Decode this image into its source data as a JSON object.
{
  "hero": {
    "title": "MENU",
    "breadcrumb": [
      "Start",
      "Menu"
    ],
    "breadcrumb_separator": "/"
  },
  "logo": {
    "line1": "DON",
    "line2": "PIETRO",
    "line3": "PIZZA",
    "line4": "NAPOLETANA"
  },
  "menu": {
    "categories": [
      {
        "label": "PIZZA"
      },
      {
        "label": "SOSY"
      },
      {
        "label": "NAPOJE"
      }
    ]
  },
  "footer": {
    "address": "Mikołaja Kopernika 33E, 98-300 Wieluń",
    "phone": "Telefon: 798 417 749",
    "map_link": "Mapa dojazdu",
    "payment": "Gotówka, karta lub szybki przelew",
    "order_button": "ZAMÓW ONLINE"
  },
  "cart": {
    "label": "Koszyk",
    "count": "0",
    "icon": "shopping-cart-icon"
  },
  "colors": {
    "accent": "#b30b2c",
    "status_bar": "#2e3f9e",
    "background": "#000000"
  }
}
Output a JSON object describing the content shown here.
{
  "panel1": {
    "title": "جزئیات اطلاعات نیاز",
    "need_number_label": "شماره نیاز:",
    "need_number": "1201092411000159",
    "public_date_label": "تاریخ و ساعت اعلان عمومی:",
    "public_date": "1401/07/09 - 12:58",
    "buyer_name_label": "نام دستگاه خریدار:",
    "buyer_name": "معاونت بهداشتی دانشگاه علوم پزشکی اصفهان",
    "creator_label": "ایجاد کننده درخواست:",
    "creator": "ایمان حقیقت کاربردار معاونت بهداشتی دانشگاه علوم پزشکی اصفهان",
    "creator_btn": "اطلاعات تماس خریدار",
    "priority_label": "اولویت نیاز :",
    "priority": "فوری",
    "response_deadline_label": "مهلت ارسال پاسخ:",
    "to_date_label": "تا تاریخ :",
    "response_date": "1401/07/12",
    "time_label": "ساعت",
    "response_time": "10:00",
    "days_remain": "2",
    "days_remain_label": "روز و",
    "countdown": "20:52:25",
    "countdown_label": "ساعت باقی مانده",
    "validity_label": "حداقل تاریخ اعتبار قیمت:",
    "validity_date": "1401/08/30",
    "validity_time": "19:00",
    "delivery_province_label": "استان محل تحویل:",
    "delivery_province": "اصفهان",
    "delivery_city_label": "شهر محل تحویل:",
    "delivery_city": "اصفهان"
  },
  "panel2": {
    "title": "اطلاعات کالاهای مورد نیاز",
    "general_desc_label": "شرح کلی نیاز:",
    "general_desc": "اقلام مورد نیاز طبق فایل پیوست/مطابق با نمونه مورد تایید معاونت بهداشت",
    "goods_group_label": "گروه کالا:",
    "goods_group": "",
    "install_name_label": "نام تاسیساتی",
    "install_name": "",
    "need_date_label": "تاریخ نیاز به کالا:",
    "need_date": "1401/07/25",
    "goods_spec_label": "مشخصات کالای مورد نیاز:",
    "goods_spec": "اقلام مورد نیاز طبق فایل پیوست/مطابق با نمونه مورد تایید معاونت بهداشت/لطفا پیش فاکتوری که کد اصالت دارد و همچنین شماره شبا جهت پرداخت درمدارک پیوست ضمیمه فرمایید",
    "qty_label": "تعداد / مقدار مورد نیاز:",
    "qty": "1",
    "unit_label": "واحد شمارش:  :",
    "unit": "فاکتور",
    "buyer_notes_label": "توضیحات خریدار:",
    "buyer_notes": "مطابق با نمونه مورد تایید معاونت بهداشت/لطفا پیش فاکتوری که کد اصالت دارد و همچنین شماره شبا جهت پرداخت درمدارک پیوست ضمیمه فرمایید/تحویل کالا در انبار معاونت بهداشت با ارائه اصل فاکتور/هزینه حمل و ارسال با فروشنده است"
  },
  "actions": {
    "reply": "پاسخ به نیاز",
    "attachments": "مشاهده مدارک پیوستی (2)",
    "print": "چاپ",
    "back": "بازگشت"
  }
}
⁂
**Your instructions**
Every line that holds the word "ارسال" should be extracted.

**The answer**
    "response_deadline_label": "مهلت ارسال پاسخ:",
    "buyer_notes": "مطابق با نمونه مورد تایید معاونت بهداشت/لطفا پیش فاکتوری که کد اصالت دارد و همچنین شماره شبا جهت پرداخت درمدارک پیوست ضمیمه فرمایید/تحویل کالا در انبار معاونت بهداشت با ارائه اصل فاکتور/هزینه حمل و ارسال با فروشنده است"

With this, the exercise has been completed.